## [Task description]
Quote the entries word for word. Omit the pictures.

>> begin Exercise input

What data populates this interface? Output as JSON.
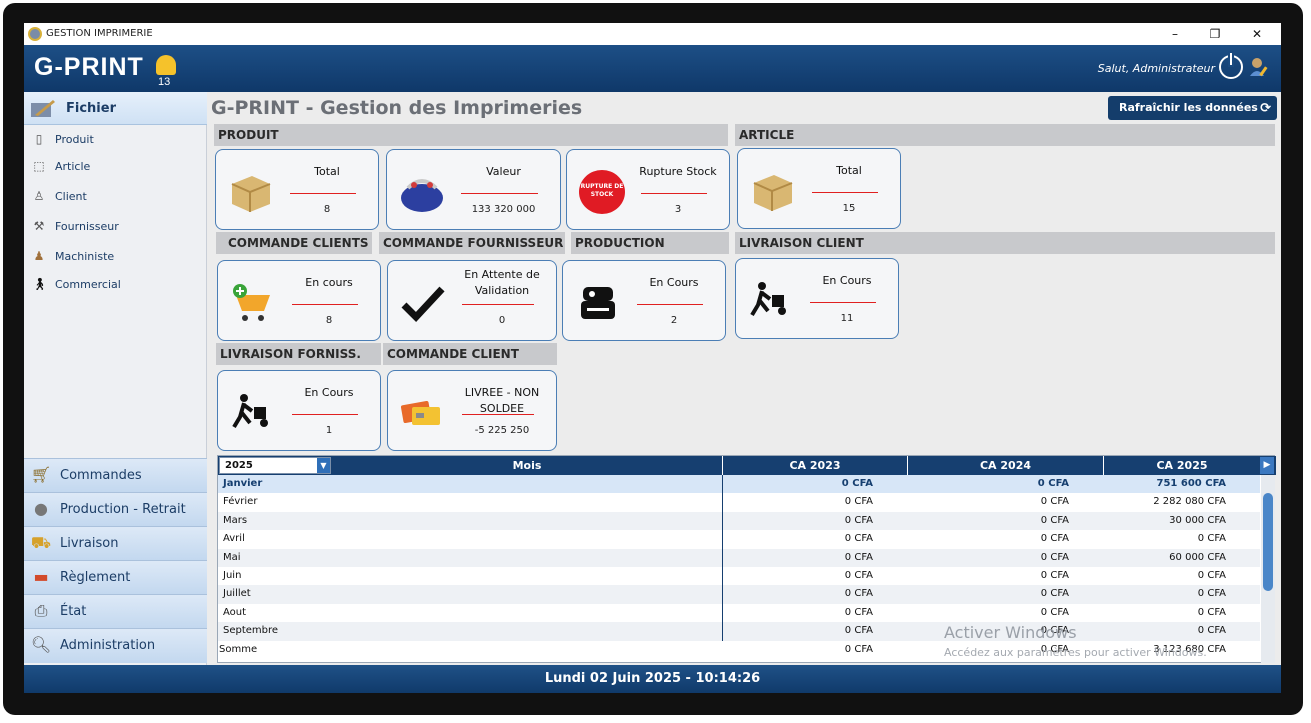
{
  "window": {
    "title": "GESTION IMPRIMERIE",
    "minimize": "–",
    "maximize": "❐",
    "close": "✕"
  },
  "header": {
    "logo": "G-PRINT",
    "version": "13",
    "greeting": "Salut, Administrateur"
  },
  "sidebar": {
    "head": "Fichier",
    "items": [
      {
        "label": "Produit",
        "icon": "product-icon"
      },
      {
        "label": "Article",
        "icon": "article-icon"
      },
      {
        "label": "Client",
        "icon": "client-icon"
      },
      {
        "label": "Fournisseur",
        "icon": "supplier-icon"
      },
      {
        "label": "Machiniste",
        "icon": "machinist-icon"
      },
      {
        "label": "Commercial",
        "icon": "commercial-icon"
      }
    ],
    "sections": [
      {
        "label": "Commandes",
        "icon": "cart-icon"
      },
      {
        "label": "Production - Retrait",
        "icon": "disc-icon"
      },
      {
        "label": "Livraison",
        "icon": "delivery-icon"
      },
      {
        "label": "Règlement",
        "icon": "payment-icon"
      },
      {
        "label": "État",
        "icon": "printer-icon"
      },
      {
        "label": "Administration",
        "icon": "admin-icon"
      }
    ]
  },
  "main": {
    "title": "G-PRINT - Gestion des Imprimeries",
    "refresh_label": "Rafraîchir les données",
    "sections": {
      "produit": "PRODUIT",
      "article": "ARTICLE",
      "commande_clients": "COMMANDE CLIENTS",
      "commande_fournisseur": "COMMANDE FOURNISSEUR",
      "production": "PRODUCTION",
      "livraison_client": "LIVRAISON CLIENT",
      "livraison_forniss": "LIVRAISON FORNISS.",
      "commande_client": "COMMANDE CLIENT"
    },
    "cards": {
      "produit_total": {
        "label": "Total",
        "value": "8"
      },
      "produit_valeur": {
        "label": "Valeur",
        "value": "133 320 000"
      },
      "produit_rupture": {
        "label": "Rupture Stock",
        "value": "3",
        "badge": "RUPTURE DE STOCK"
      },
      "article_total": {
        "label": "Total",
        "value": "15"
      },
      "cmdcli_encours": {
        "label": "En cours",
        "value": "8"
      },
      "cmdfour_attente": {
        "label": "En Attente de Validation",
        "value": "0"
      },
      "production_encours": {
        "label": "En Cours",
        "value": "2"
      },
      "livcli_encours": {
        "label": "En Cours",
        "value": "11"
      },
      "livfour_encours": {
        "label": "En Cours",
        "value": "1"
      },
      "cmdcli_livree": {
        "label": "LIVREE - NON SOLDEE",
        "value": "-5 225 250"
      }
    },
    "grid": {
      "year": "2025",
      "headers": [
        "Mois",
        "CA 2023",
        "CA 2024",
        "CA 2025"
      ],
      "rows": [
        {
          "mois": "Janvier",
          "ca2023": "0 CFA",
          "ca2024": "0 CFA",
          "ca2025": "751 600 CFA"
        },
        {
          "mois": "Février",
          "ca2023": "0 CFA",
          "ca2024": "0 CFA",
          "ca2025": "2 282 080 CFA"
        },
        {
          "mois": "Mars",
          "ca2023": "0 CFA",
          "ca2024": "0 CFA",
          "ca2025": "30 000 CFA"
        },
        {
          "mois": "Avril",
          "ca2023": "0 CFA",
          "ca2024": "0 CFA",
          "ca2025": "0 CFA"
        },
        {
          "mois": "Mai",
          "ca2023": "0 CFA",
          "ca2024": "0 CFA",
          "ca2025": "60 000 CFA"
        },
        {
          "mois": "Juin",
          "ca2023": "0 CFA",
          "ca2024": "0 CFA",
          "ca2025": "0 CFA"
        },
        {
          "mois": "Juillet",
          "ca2023": "0 CFA",
          "ca2024": "0 CFA",
          "ca2025": "0 CFA"
        },
        {
          "mois": "Aout",
          "ca2023": "0 CFA",
          "ca2024": "0 CFA",
          "ca2025": "0 CFA"
        },
        {
          "mois": "Septembre",
          "ca2023": "0 CFA",
          "ca2024": "0 CFA",
          "ca2025": "0 CFA"
        },
        {
          "mois": "Somme",
          "ca2023": "0 CFA",
          "ca2024": "0 CFA",
          "ca2025": "3 123 680 CFA"
        }
      ]
    }
  },
  "watermark": {
    "line1": "Activer Windows",
    "line2": "Accédez aux paramètres pour activer Windows."
  },
  "status": {
    "datetime": "Lundi 02 Juin 2025 - 10:14:26"
  }
}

>> end Exercise input

## [Full output]
What data populates this interface? Output as JSON.
{
  "window": {
    "title": "GESTION IMPRIMERIE",
    "minimize": "–",
    "maximize": "❐",
    "close": "✕"
  },
  "header": {
    "logo": "G-PRINT",
    "version": "13",
    "greeting": "Salut, Administrateur"
  },
  "sidebar": {
    "head": "Fichier",
    "items": [
      {
        "label": "Produit",
        "icon": "product-icon"
      },
      {
        "label": "Article",
        "icon": "article-icon"
      },
      {
        "label": "Client",
        "icon": "client-icon"
      },
      {
        "label": "Fournisseur",
        "icon": "supplier-icon"
      },
      {
        "label": "Machiniste",
        "icon": "machinist-icon"
      },
      {
        "label": "Commercial",
        "icon": "commercial-icon"
      }
    ],
    "sections": [
      {
        "label": "Commandes",
        "icon": "cart-icon"
      },
      {
        "label": "Production - Retrait",
        "icon": "disc-icon"
      },
      {
        "label": "Livraison",
        "icon": "delivery-icon"
      },
      {
        "label": "Règlement",
        "icon": "payment-icon"
      },
      {
        "label": "État",
        "icon": "printer-icon"
      },
      {
        "label": "Administration",
        "icon": "admin-icon"
      }
    ]
  },
  "main": {
    "title": "G-PRINT - Gestion des Imprimeries",
    "refresh_label": "Rafraîchir les données",
    "sections": {
      "produit": "PRODUIT",
      "article": "ARTICLE",
      "commande_clients": "COMMANDE CLIENTS",
      "commande_fournisseur": "COMMANDE FOURNISSEUR",
      "production": "PRODUCTION",
      "livraison_client": "LIVRAISON CLIENT",
      "livraison_forniss": "LIVRAISON FORNISS.",
      "commande_client": "COMMANDE CLIENT"
    },
    "cards": {
      "produit_total": {
        "label": "Total",
        "value": "8"
      },
      "produit_valeur": {
        "label": "Valeur",
        "value": "133 320 000"
      },
      "produit_rupture": {
        "label": "Rupture Stock",
        "value": "3",
        "badge": "RUPTURE DE STOCK"
      },
      "article_total": {
        "label": "Total",
        "value": "15"
      },
      "cmdcli_encours": {
        "label": "En cours",
        "value": "8"
      },
      "cmdfour_attente": {
        "label": "En Attente de Validation",
        "value": "0"
      },
      "production_encours": {
        "label": "En Cours",
        "value": "2"
      },
      "livcli_encours": {
        "label": "En Cours",
        "value": "11"
      },
      "livfour_encours": {
        "label": "En Cours",
        "value": "1"
      },
      "cmdcli_livree": {
        "label": "LIVREE - NON SOLDEE",
        "value": "-5 225 250"
      }
    },
    "grid": {
      "year": "2025",
      "headers": [
        "Mois",
        "CA 2023",
        "CA 2024",
        "CA 2025"
      ],
      "rows": [
        {
          "mois": "Janvier",
          "ca2023": "0 CFA",
          "ca2024": "0 CFA",
          "ca2025": "751 600 CFA"
        },
        {
          "mois": "Février",
          "ca2023": "0 CFA",
          "ca2024": "0 CFA",
          "ca2025": "2 282 080 CFA"
        },
        {
          "mois": "Mars",
          "ca2023": "0 CFA",
          "ca2024": "0 CFA",
          "ca2025": "30 000 CFA"
        },
        {
          "mois": "Avril",
          "ca2023": "0 CFA",
          "ca2024": "0 CFA",
          "ca2025": "0 CFA"
        },
        {
          "mois": "Mai",
          "ca2023": "0 CFA",
          "ca2024": "0 CFA",
          "ca2025": "60 000 CFA"
        },
        {
          "mois": "Juin",
          "ca2023": "0 CFA",
          "ca2024": "0 CFA",
          "ca2025": "0 CFA"
        },
        {
          "mois": "Juillet",
          "ca2023": "0 CFA",
          "ca2024": "0 CFA",
          "ca2025": "0 CFA"
        },
        {
          "mois": "Aout",
          "ca2023": "0 CFA",
          "ca2024": "0 CFA",
          "ca2025": "0 CFA"
        },
        {
          "mois": "Septembre",
          "ca2023": "0 CFA",
          "ca2024": "0 CFA",
          "ca2025": "0 CFA"
        },
        {
          "mois": "Somme",
          "ca2023": "0 CFA",
          "ca2024": "0 CFA",
          "ca2025": "3 123 680 CFA"
        }
      ]
    }
  },
  "watermark": {
    "line1": "Activer Windows",
    "line2": "Accédez aux paramètres pour activer Windows."
  },
  "status": {
    "datetime": "Lundi 02 Juin 2025 - 10:14:26"
  }
}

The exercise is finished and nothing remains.